• **Stated goal**
Give back the full listing verbatim, apart from its images.

..............................

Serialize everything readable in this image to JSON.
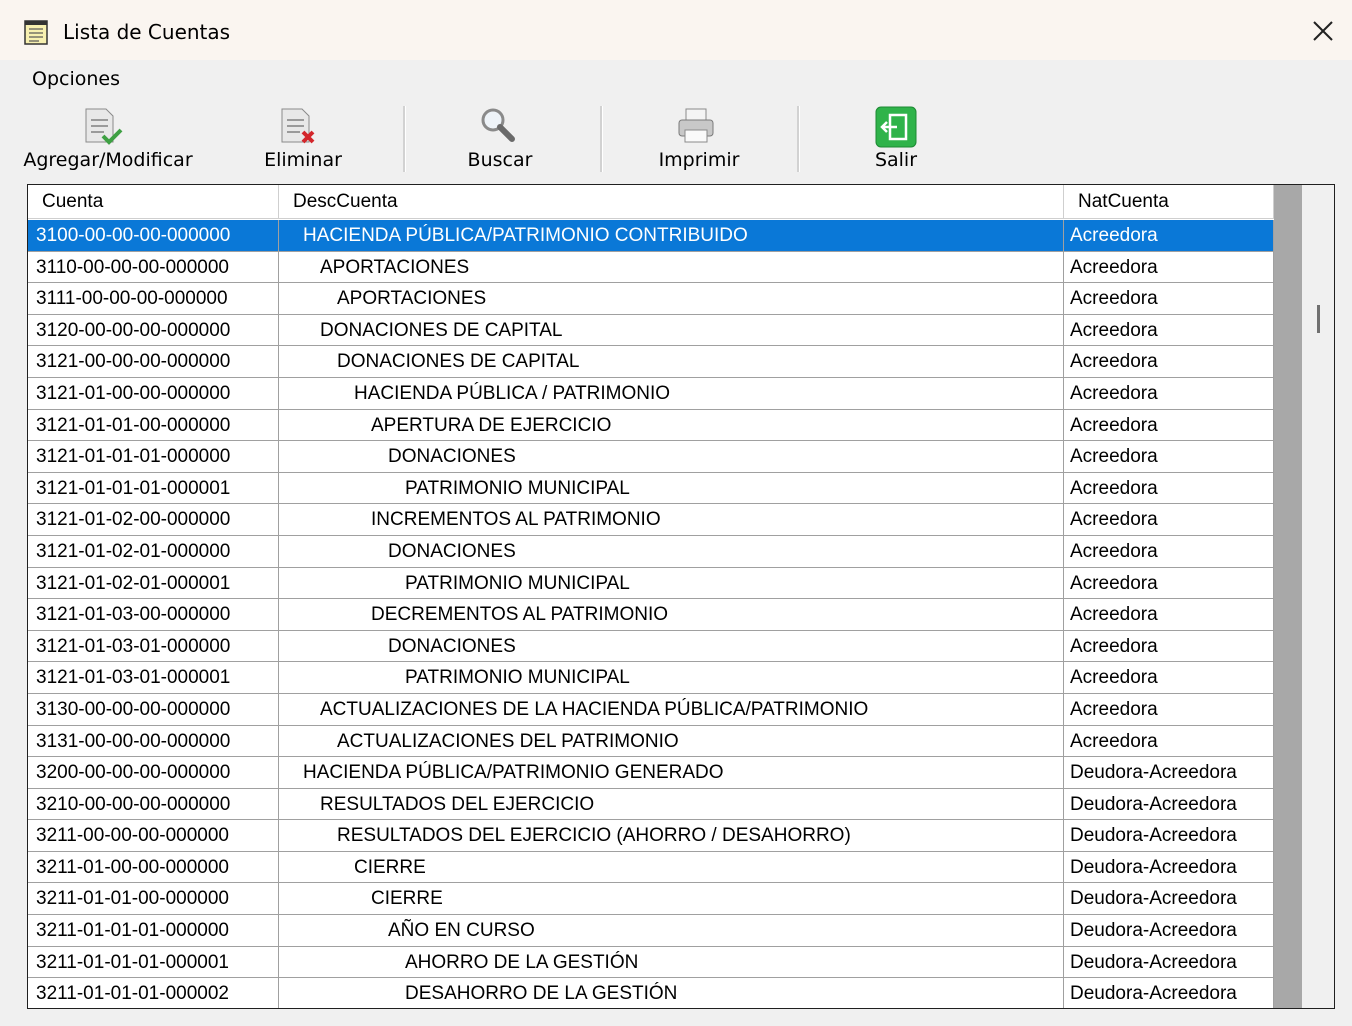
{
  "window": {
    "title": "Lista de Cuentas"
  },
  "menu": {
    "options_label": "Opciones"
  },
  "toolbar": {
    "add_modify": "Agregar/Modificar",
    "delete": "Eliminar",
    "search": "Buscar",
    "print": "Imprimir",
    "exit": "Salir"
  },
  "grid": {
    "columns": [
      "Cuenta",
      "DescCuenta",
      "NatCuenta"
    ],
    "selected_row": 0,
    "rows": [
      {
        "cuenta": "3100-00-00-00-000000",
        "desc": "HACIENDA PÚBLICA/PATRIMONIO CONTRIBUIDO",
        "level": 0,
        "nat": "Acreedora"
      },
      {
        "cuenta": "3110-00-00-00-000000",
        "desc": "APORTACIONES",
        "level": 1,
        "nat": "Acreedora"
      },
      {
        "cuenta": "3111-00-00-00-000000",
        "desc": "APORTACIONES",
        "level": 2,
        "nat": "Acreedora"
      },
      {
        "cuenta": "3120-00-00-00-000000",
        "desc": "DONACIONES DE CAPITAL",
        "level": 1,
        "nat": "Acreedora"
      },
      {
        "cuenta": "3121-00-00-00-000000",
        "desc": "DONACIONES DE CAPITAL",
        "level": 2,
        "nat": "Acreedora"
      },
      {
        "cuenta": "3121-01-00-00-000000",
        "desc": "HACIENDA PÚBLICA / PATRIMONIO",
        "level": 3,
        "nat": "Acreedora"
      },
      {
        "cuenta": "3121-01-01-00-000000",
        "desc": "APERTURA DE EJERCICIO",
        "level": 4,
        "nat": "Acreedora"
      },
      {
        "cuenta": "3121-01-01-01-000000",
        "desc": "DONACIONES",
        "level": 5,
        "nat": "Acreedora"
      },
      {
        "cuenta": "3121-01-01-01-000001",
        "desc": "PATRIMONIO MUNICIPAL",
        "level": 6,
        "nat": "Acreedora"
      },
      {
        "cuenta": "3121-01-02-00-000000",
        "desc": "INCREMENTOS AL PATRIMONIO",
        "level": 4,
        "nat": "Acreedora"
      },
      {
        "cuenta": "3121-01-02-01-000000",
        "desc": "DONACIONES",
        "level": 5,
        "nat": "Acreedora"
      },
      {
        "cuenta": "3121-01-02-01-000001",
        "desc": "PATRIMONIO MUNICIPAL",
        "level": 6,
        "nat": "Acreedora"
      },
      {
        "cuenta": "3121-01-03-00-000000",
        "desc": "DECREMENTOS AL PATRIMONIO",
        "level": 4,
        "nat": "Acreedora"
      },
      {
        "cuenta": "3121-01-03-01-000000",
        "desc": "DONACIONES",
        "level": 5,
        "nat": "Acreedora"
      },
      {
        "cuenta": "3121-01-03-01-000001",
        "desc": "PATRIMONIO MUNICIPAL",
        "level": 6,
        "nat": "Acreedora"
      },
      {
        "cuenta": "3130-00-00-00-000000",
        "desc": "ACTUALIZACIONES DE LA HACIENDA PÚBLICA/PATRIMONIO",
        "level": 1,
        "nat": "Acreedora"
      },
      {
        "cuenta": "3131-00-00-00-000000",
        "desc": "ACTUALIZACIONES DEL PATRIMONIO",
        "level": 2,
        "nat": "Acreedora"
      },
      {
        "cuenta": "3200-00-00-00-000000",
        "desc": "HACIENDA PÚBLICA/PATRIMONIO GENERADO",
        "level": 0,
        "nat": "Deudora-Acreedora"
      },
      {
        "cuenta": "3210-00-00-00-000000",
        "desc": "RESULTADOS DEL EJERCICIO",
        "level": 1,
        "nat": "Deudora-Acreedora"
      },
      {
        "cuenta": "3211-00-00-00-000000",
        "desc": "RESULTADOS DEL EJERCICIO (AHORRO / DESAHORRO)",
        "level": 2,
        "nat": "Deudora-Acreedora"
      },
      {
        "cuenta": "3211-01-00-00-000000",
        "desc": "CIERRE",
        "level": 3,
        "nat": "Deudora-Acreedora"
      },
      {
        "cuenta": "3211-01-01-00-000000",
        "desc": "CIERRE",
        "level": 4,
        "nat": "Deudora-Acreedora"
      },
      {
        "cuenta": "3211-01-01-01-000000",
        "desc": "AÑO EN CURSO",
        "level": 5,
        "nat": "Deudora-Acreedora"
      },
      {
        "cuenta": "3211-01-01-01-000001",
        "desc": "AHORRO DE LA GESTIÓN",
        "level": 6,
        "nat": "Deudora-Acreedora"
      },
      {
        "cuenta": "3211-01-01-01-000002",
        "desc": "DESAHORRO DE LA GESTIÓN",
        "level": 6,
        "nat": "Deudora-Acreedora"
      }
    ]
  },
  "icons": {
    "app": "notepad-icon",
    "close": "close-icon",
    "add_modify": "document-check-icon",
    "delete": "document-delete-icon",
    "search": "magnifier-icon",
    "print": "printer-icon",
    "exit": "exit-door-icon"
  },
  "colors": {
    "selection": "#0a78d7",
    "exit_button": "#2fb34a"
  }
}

..............................

• **Correct result**
Serialize everything readable in this image to JSON.
{
  "window": {
    "title": "Lista de Cuentas"
  },
  "menu": {
    "options_label": "Opciones"
  },
  "toolbar": {
    "add_modify": "Agregar/Modificar",
    "delete": "Eliminar",
    "search": "Buscar",
    "print": "Imprimir",
    "exit": "Salir"
  },
  "grid": {
    "columns": [
      "Cuenta",
      "DescCuenta",
      "NatCuenta"
    ],
    "selected_row": 0,
    "rows": [
      {
        "cuenta": "3100-00-00-00-000000",
        "desc": "HACIENDA PÚBLICA/PATRIMONIO CONTRIBUIDO",
        "level": 0,
        "nat": "Acreedora"
      },
      {
        "cuenta": "3110-00-00-00-000000",
        "desc": "APORTACIONES",
        "level": 1,
        "nat": "Acreedora"
      },
      {
        "cuenta": "3111-00-00-00-000000",
        "desc": "APORTACIONES",
        "level": 2,
        "nat": "Acreedora"
      },
      {
        "cuenta": "3120-00-00-00-000000",
        "desc": "DONACIONES DE CAPITAL",
        "level": 1,
        "nat": "Acreedora"
      },
      {
        "cuenta": "3121-00-00-00-000000",
        "desc": "DONACIONES DE CAPITAL",
        "level": 2,
        "nat": "Acreedora"
      },
      {
        "cuenta": "3121-01-00-00-000000",
        "desc": "HACIENDA PÚBLICA / PATRIMONIO",
        "level": 3,
        "nat": "Acreedora"
      },
      {
        "cuenta": "3121-01-01-00-000000",
        "desc": "APERTURA DE EJERCICIO",
        "level": 4,
        "nat": "Acreedora"
      },
      {
        "cuenta": "3121-01-01-01-000000",
        "desc": "DONACIONES",
        "level": 5,
        "nat": "Acreedora"
      },
      {
        "cuenta": "3121-01-01-01-000001",
        "desc": "PATRIMONIO MUNICIPAL",
        "level": 6,
        "nat": "Acreedora"
      },
      {
        "cuenta": "3121-01-02-00-000000",
        "desc": "INCREMENTOS AL PATRIMONIO",
        "level": 4,
        "nat": "Acreedora"
      },
      {
        "cuenta": "3121-01-02-01-000000",
        "desc": "DONACIONES",
        "level": 5,
        "nat": "Acreedora"
      },
      {
        "cuenta": "3121-01-02-01-000001",
        "desc": "PATRIMONIO MUNICIPAL",
        "level": 6,
        "nat": "Acreedora"
      },
      {
        "cuenta": "3121-01-03-00-000000",
        "desc": "DECREMENTOS AL PATRIMONIO",
        "level": 4,
        "nat": "Acreedora"
      },
      {
        "cuenta": "3121-01-03-01-000000",
        "desc": "DONACIONES",
        "level": 5,
        "nat": "Acreedora"
      },
      {
        "cuenta": "3121-01-03-01-000001",
        "desc": "PATRIMONIO MUNICIPAL",
        "level": 6,
        "nat": "Acreedora"
      },
      {
        "cuenta": "3130-00-00-00-000000",
        "desc": "ACTUALIZACIONES DE LA HACIENDA PÚBLICA/PATRIMONIO",
        "level": 1,
        "nat": "Acreedora"
      },
      {
        "cuenta": "3131-00-00-00-000000",
        "desc": "ACTUALIZACIONES DEL PATRIMONIO",
        "level": 2,
        "nat": "Acreedora"
      },
      {
        "cuenta": "3200-00-00-00-000000",
        "desc": "HACIENDA PÚBLICA/PATRIMONIO GENERADO",
        "level": 0,
        "nat": "Deudora-Acreedora"
      },
      {
        "cuenta": "3210-00-00-00-000000",
        "desc": "RESULTADOS DEL EJERCICIO",
        "level": 1,
        "nat": "Deudora-Acreedora"
      },
      {
        "cuenta": "3211-00-00-00-000000",
        "desc": "RESULTADOS DEL EJERCICIO (AHORRO / DESAHORRO)",
        "level": 2,
        "nat": "Deudora-Acreedora"
      },
      {
        "cuenta": "3211-01-00-00-000000",
        "desc": "CIERRE",
        "level": 3,
        "nat": "Deudora-Acreedora"
      },
      {
        "cuenta": "3211-01-01-00-000000",
        "desc": "CIERRE",
        "level": 4,
        "nat": "Deudora-Acreedora"
      },
      {
        "cuenta": "3211-01-01-01-000000",
        "desc": "AÑO EN CURSO",
        "level": 5,
        "nat": "Deudora-Acreedora"
      },
      {
        "cuenta": "3211-01-01-01-000001",
        "desc": "AHORRO DE LA GESTIÓN",
        "level": 6,
        "nat": "Deudora-Acreedora"
      },
      {
        "cuenta": "3211-01-01-01-000002",
        "desc": "DESAHORRO DE LA GESTIÓN",
        "level": 6,
        "nat": "Deudora-Acreedora"
      }
    ]
  },
  "icons": {
    "app": "notepad-icon",
    "close": "close-icon",
    "add_modify": "document-check-icon",
    "delete": "document-delete-icon",
    "search": "magnifier-icon",
    "print": "printer-icon",
    "exit": "exit-door-icon"
  },
  "colors": {
    "selection": "#0a78d7",
    "exit_button": "#2fb34a"
  }
}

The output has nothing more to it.